- **WHAT NEEDS TO BE DONE**:
Identify each line containing the word "puisque" and copy it.

═══

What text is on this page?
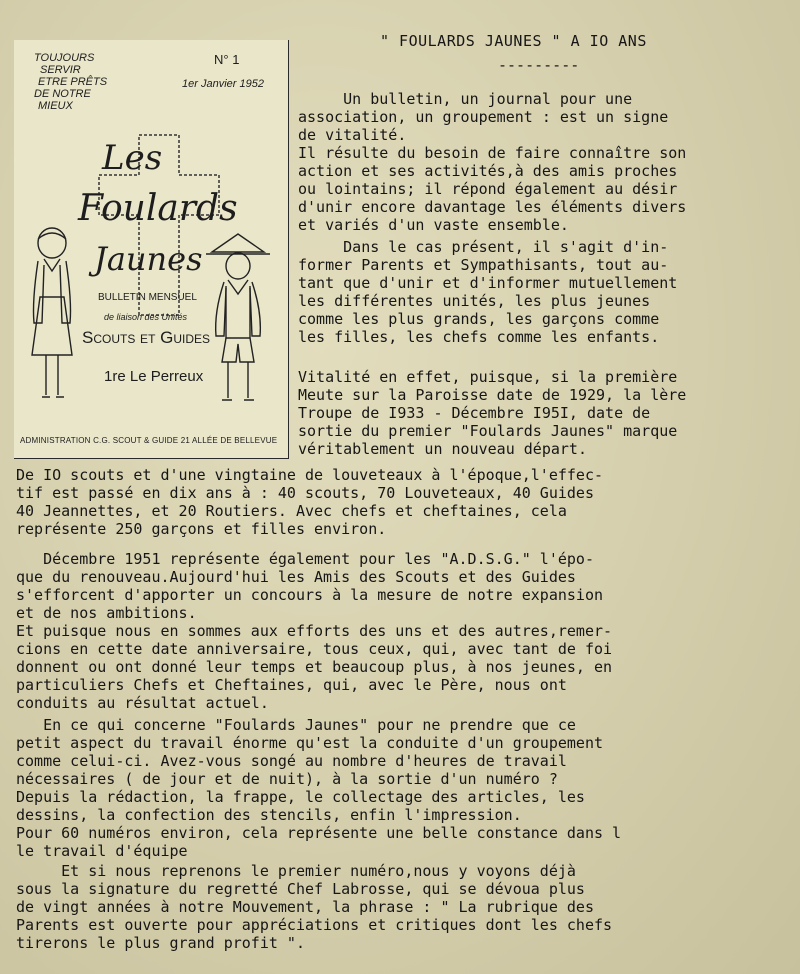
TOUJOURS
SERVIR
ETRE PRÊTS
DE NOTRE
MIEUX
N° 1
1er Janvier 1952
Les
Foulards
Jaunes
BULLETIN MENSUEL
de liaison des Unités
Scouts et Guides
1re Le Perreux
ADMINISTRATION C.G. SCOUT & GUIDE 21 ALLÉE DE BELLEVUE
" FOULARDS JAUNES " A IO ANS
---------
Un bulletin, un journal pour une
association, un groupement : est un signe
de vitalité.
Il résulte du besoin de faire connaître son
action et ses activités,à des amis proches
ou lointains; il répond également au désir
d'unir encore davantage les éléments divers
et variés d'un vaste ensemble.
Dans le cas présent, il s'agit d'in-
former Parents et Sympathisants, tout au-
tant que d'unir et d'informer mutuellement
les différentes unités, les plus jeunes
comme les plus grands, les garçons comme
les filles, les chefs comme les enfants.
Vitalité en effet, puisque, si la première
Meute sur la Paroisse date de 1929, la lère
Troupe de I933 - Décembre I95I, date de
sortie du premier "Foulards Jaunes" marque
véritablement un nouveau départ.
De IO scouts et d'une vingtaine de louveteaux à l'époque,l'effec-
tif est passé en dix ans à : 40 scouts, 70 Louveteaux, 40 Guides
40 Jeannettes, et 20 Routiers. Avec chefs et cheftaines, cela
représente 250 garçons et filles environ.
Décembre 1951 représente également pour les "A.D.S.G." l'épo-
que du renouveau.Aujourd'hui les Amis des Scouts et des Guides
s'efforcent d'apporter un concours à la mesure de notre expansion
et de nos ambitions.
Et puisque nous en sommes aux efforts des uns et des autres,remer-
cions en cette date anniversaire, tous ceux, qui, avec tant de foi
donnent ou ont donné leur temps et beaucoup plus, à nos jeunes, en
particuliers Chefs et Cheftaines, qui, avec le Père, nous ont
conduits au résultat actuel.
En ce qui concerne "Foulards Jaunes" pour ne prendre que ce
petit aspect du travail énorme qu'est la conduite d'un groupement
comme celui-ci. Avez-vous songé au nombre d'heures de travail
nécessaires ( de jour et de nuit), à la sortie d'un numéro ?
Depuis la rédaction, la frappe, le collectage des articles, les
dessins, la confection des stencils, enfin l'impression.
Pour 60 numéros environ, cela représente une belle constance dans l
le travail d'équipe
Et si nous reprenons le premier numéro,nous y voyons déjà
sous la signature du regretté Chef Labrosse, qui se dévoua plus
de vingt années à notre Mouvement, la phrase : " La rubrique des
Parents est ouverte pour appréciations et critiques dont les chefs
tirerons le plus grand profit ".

═══

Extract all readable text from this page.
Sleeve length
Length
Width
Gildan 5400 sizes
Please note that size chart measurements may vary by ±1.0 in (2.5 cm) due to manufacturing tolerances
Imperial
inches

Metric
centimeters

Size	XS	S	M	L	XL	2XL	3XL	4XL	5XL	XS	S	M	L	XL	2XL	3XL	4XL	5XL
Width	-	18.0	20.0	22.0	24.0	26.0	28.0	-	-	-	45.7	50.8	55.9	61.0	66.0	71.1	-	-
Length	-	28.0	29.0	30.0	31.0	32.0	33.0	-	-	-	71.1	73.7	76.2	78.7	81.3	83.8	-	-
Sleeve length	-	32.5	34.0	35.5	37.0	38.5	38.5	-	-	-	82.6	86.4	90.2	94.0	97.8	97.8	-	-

═══

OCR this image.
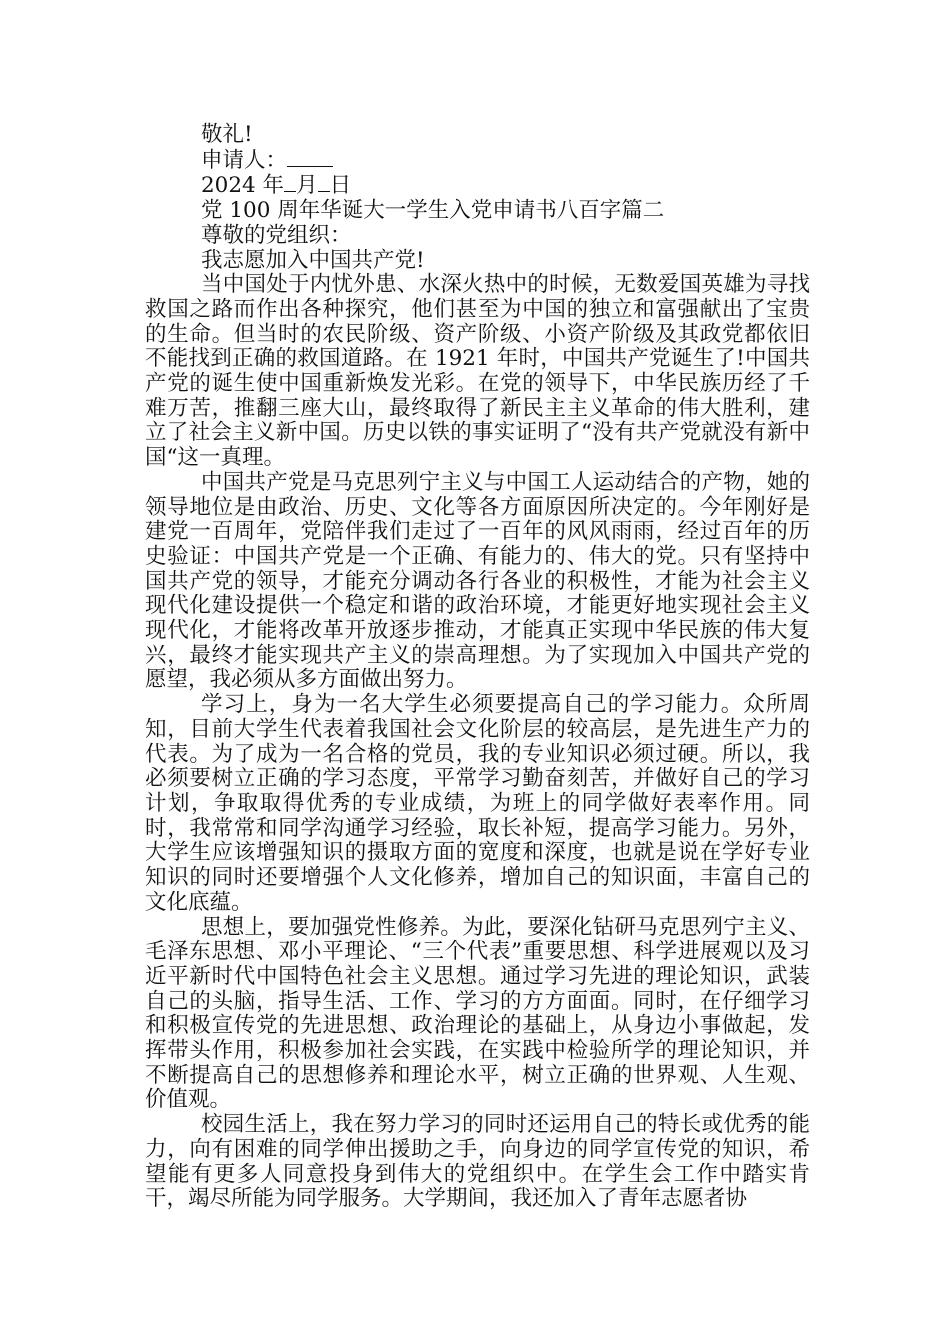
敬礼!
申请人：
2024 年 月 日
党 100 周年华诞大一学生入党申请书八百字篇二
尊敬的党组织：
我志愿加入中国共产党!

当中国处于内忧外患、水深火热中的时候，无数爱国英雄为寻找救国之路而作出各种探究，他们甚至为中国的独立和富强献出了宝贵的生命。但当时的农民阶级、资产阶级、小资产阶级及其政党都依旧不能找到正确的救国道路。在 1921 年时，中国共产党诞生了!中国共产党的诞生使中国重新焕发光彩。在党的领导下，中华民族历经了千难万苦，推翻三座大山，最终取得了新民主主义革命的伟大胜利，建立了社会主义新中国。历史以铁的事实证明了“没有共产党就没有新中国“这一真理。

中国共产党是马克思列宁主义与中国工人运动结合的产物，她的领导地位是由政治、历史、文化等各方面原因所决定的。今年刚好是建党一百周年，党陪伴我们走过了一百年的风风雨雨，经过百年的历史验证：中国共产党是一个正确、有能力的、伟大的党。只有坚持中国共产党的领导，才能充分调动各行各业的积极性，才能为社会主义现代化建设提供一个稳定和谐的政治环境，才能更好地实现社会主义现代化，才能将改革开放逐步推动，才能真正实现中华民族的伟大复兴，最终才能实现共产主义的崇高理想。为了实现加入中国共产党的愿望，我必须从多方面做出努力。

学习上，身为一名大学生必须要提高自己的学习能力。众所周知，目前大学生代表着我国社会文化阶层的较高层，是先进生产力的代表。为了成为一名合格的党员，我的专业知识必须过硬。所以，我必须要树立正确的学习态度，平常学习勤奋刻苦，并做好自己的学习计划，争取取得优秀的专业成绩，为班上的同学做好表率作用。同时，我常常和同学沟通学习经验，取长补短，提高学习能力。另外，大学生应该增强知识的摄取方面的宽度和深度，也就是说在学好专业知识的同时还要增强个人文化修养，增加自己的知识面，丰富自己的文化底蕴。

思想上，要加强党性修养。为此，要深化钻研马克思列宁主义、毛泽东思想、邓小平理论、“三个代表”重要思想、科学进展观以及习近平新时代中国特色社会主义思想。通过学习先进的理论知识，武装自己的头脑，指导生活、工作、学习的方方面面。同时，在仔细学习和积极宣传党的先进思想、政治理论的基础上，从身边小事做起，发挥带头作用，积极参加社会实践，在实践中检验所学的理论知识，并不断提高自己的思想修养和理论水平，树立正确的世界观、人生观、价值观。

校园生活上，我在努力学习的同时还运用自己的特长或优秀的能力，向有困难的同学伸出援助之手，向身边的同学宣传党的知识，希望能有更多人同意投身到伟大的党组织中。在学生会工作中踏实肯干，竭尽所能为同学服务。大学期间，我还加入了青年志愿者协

═══

- **FINISHED TASK**:
Vitalité en effet, puisque, si la première
Et puisque nous en sommes aux efforts des uns et des autres,remer-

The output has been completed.